◆ Written instruction ◆
Write out the material exactly. Do not include the pictures.

## begin Input records

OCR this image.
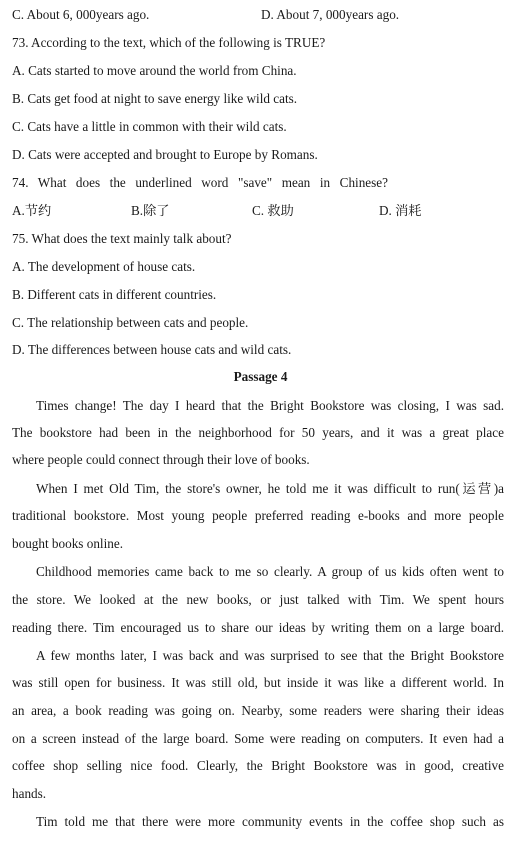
C. About 6, 000years ago.	D. About 7, 000years ago.
73. According to the text, which of the following is TRUE?
A. Cats started to move around the world from China.
B. Cats get food at night to save energy like wild cats.
C. Cats have a little in common with their wild cats.
D. Cats were accepted and brought to Europe by Romans.
74. What does the underlined word "save" mean in Chinese?
A.节约	B.除了	C. 救助	D. 消耗
75. What does the text mainly talk about?
A. The development of house cats.
B. Different cats in different countries.
C. The relationship between cats and people.
D. The differences between house cats and wild cats.
Passage 4
Times change! The day I heard that the Bright Bookstore was closing, I was sad.
The bookstore had been in the neighborhood for 50 years, and it was a great place
where people could connect through their love of books.
When I met Old Tim, the store's owner, he told me it was difficult to run(运营)a
traditional bookstore. Most young people preferred reading e-books and more people
bought books online.
Childhood memories came back to me so clearly. A group of us kids often went to
the store. We looked at the new books, or just talked with Tim. We spent hours
reading there. Tim encouraged us to share our ideas by writing them on a large board.
A few months later, I was back and was surprised to see that the Bright Bookstore
was still open for business. It was still old, but inside it was like a different world. In
an area, a book reading was going on. Nearby, some readers were sharing their ideas
on a screen instead of the large board. Some were reading on computers. It even had a
coffee shop selling nice food. Clearly, the Bright Bookstore was in good, creative
hands.
Tim told me that there were more community events in the coffee shop such as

## end Input records

◆ Response to the exercise ◆
OCR this image.
C. About 6, 000years ago.	D. About 7, 000years ago.
73. According to the text, which of the following is TRUE?
A. Cats started to move around the world from China.
B. Cats get food at night to save energy like wild cats.
C. Cats have a little in common with their wild cats.
D. Cats were accepted and brought to Europe by Romans.
74. What does the underlined word "save" mean in Chinese?
A.节约	B.除了	C. 救助	D. 消耗
75. What does the text mainly talk about?
A. The development of house cats.
B. Different cats in different countries.
C. The relationship between cats and people.
D. The differences between house cats and wild cats.
Passage 4
Times change! The day I heard that the Bright Bookstore was closing, I was sad.
The bookstore had been in the neighborhood for 50 years, and it was a great place
where people could connect through their love of books.
When I met Old Tim, the store's owner, he told me it was difficult to run(运营)a
traditional bookstore. Most young people preferred reading e-books and more people
bought books online.
Childhood memories came back to me so clearly. A group of us kids often went to
the store. We looked at the new books, or just talked with Tim. We spent hours
reading there. Tim encouraged us to share our ideas by writing them on a large board.
A few months later, I was back and was surprised to see that the Bright Bookstore
was still open for business. It was still old, but inside it was like a different world. In
an area, a book reading was going on. Nearby, some readers were sharing their ideas
on a screen instead of the large board. Some were reading on computers. It even had a
coffee shop selling nice food. Clearly, the Bright Bookstore was in good, creative
hands.
Tim told me that there were more community events in the coffee shop such as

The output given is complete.